→ Short task:
Take each line that has the word "title" and return it.

[Chart and figure data]
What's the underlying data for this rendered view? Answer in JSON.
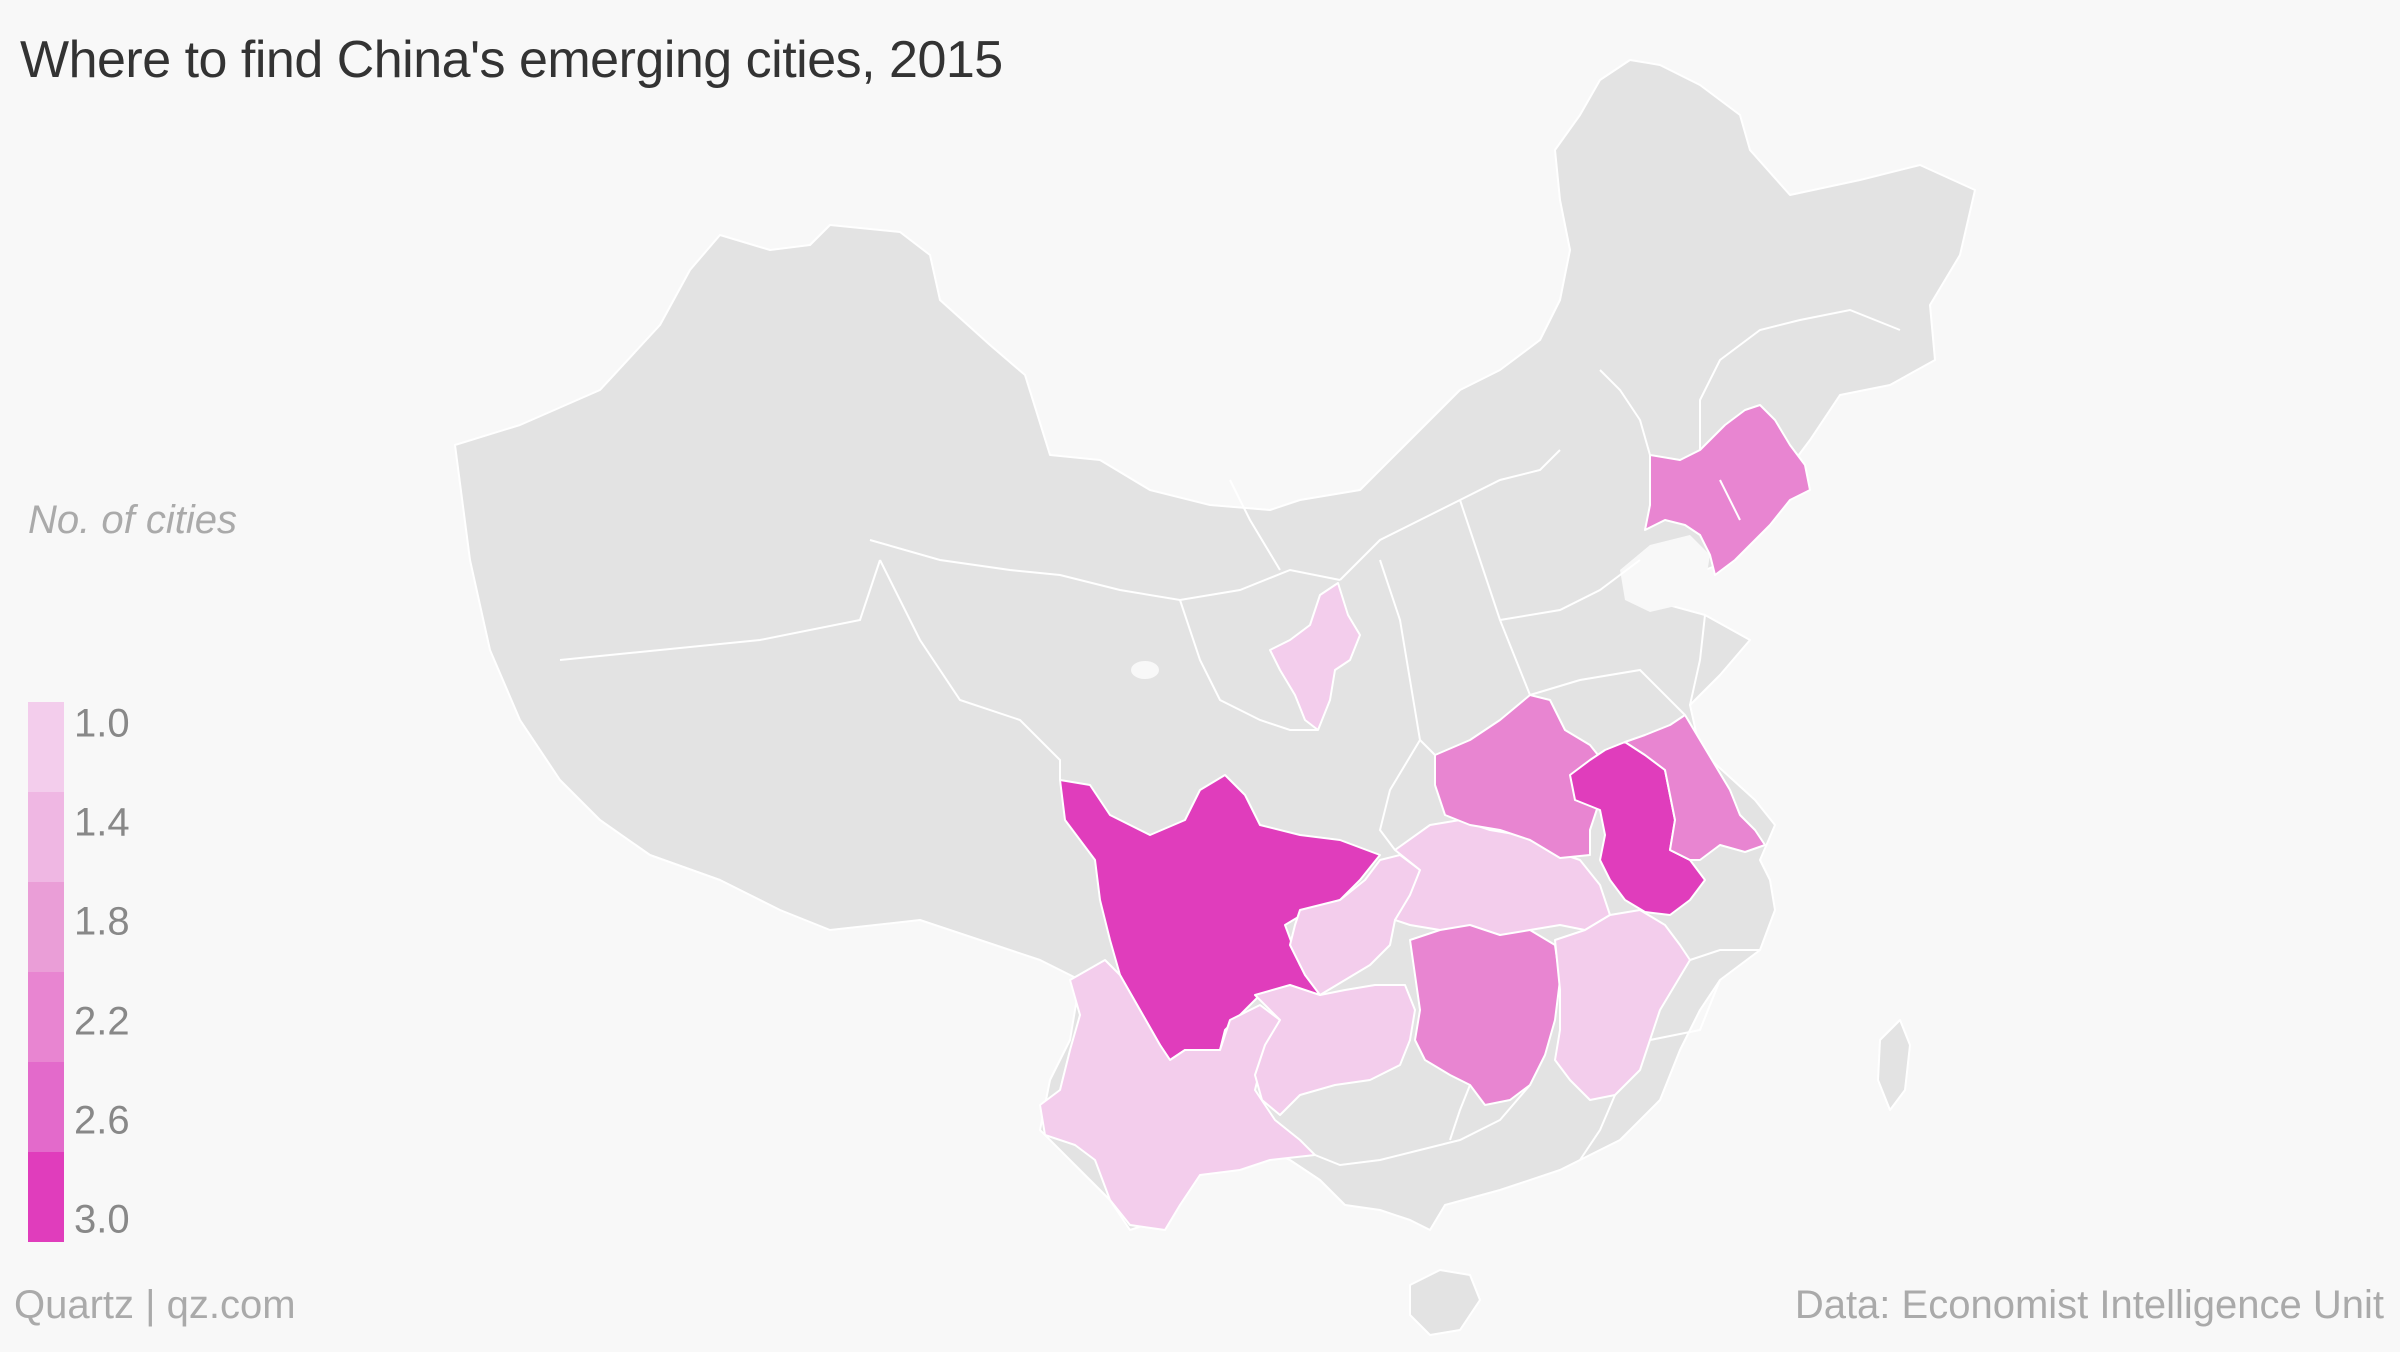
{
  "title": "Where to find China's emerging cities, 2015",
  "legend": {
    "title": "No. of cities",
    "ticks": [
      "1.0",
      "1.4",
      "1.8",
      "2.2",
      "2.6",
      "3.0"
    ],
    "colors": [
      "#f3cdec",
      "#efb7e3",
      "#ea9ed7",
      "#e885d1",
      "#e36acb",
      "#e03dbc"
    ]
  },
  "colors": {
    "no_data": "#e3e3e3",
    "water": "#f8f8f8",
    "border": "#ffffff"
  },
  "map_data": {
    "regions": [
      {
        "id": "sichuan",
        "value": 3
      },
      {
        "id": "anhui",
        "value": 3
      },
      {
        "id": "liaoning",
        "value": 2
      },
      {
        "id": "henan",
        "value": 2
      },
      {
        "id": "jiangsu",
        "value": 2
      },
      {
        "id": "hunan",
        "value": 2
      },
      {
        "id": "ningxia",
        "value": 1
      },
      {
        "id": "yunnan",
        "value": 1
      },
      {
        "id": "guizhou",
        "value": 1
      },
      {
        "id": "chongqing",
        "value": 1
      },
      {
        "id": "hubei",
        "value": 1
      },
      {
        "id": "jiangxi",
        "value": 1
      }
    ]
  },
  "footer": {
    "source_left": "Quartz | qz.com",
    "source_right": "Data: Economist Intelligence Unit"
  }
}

→ Result for this task:
  "title": "Where to find China's emerging cities, 2015",
    "title": "No. of cities",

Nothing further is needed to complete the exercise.